Supplied information:
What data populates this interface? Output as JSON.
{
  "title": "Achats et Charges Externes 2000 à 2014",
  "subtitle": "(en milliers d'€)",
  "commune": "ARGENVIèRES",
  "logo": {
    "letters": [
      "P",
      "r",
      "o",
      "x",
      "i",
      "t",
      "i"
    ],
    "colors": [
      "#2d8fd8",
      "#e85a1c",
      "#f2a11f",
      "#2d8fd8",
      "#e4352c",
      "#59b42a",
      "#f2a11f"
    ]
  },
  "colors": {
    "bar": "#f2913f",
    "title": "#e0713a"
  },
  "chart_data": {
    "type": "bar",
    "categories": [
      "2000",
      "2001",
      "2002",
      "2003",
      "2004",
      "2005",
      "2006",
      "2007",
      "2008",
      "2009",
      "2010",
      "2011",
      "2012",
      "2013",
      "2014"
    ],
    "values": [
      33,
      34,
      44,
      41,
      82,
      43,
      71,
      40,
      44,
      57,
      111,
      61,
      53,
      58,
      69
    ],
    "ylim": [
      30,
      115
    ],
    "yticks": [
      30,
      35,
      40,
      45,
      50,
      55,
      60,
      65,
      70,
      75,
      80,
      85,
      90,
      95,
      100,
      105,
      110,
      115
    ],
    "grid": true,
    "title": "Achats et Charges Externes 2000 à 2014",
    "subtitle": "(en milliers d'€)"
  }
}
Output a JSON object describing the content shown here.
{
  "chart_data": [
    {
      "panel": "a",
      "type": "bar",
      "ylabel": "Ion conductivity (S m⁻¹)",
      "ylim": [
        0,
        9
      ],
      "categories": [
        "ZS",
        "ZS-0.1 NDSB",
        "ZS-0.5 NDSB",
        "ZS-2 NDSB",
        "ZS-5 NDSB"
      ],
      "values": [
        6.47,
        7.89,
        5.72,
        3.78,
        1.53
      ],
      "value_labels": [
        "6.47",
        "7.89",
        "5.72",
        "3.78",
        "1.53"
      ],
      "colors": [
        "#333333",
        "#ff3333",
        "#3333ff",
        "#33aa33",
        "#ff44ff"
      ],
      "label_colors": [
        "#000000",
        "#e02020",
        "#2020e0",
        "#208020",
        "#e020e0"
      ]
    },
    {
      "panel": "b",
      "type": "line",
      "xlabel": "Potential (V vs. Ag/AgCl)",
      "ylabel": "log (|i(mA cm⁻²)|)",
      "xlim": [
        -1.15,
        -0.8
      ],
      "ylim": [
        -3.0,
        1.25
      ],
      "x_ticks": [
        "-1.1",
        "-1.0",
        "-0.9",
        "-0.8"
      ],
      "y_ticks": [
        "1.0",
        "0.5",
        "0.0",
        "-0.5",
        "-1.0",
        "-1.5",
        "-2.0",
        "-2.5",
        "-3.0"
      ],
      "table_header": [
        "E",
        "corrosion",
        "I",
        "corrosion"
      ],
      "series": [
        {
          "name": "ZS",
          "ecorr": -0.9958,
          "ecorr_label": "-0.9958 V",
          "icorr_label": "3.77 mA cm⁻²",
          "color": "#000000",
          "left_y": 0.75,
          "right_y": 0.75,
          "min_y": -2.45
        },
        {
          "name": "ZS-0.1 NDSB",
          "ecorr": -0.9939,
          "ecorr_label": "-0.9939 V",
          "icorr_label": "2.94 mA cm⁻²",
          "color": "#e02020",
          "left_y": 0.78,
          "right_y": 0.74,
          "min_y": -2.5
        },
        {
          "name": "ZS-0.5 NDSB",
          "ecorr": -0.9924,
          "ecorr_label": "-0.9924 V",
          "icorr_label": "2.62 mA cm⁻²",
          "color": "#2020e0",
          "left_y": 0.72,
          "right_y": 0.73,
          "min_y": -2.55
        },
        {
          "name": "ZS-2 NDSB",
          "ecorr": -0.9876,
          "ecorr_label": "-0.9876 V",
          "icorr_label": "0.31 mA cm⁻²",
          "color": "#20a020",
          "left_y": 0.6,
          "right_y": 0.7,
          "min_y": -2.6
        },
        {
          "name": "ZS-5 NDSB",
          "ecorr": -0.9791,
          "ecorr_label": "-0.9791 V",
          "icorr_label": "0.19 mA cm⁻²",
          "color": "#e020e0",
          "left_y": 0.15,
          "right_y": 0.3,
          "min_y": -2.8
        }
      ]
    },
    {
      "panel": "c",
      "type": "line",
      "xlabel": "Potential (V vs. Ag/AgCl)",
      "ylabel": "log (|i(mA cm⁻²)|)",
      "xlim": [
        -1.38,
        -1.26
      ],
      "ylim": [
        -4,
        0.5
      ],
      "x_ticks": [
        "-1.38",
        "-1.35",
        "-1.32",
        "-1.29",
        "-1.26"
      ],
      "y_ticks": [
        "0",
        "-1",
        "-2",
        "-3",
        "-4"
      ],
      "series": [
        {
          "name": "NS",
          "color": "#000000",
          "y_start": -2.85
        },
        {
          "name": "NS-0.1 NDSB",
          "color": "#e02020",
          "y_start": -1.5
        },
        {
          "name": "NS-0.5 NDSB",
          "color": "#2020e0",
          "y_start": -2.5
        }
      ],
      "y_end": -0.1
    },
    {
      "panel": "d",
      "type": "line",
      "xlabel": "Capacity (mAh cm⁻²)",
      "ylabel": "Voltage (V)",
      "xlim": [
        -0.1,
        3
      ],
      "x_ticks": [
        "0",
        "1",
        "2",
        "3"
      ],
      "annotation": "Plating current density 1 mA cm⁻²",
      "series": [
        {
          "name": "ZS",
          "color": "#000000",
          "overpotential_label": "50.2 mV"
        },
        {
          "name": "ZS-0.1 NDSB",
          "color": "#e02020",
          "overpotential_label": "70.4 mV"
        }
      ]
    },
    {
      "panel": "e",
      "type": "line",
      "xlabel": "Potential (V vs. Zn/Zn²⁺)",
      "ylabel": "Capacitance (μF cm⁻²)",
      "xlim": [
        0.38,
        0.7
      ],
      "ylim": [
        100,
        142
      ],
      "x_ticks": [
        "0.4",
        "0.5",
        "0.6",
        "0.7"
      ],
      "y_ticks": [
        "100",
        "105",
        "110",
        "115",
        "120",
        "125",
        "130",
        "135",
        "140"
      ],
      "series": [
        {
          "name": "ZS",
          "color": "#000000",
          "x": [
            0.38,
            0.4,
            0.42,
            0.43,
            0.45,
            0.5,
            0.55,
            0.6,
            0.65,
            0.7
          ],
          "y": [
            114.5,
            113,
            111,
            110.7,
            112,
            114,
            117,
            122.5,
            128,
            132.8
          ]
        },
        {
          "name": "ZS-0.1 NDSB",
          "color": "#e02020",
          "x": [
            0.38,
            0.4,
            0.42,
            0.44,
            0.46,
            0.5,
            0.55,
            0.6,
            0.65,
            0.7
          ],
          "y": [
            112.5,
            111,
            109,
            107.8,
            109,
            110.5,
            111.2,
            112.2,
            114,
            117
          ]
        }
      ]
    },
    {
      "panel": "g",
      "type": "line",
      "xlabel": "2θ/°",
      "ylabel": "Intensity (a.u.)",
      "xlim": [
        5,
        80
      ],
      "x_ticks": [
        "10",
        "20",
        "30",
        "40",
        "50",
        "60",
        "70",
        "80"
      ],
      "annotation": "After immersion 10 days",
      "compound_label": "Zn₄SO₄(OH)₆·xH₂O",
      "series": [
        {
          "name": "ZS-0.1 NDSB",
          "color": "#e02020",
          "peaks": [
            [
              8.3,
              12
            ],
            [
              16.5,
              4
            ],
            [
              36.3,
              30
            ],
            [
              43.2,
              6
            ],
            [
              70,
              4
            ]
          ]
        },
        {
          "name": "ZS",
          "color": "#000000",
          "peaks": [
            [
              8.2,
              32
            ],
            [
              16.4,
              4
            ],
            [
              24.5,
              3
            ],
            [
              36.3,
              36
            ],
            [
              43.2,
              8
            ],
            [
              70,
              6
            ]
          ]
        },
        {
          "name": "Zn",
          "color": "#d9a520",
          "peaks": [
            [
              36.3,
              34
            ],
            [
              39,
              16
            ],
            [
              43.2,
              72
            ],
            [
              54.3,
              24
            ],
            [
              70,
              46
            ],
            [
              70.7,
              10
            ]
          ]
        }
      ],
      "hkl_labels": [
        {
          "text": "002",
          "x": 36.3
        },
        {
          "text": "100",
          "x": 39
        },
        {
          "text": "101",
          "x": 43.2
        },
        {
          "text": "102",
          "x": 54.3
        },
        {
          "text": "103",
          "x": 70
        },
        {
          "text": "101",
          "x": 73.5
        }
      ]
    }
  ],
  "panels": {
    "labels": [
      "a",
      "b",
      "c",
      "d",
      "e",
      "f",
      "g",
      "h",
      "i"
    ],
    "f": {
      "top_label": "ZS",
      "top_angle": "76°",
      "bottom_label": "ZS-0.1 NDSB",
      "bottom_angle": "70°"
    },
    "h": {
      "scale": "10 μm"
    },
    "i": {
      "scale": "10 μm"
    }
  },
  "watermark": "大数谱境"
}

Exercise: Find every line that holds "xlabel" and copy it.

Task response:
      "xlabel": "Potential (V vs. Ag/AgCl)",
      "xlabel": "Potential (V vs. Ag/AgCl)",
      "xlabel": "Capacity (mAh cm⁻²)",
      "xlabel": "Potential (V vs. Zn/Zn²⁺)",
      "xlabel": "2θ/°",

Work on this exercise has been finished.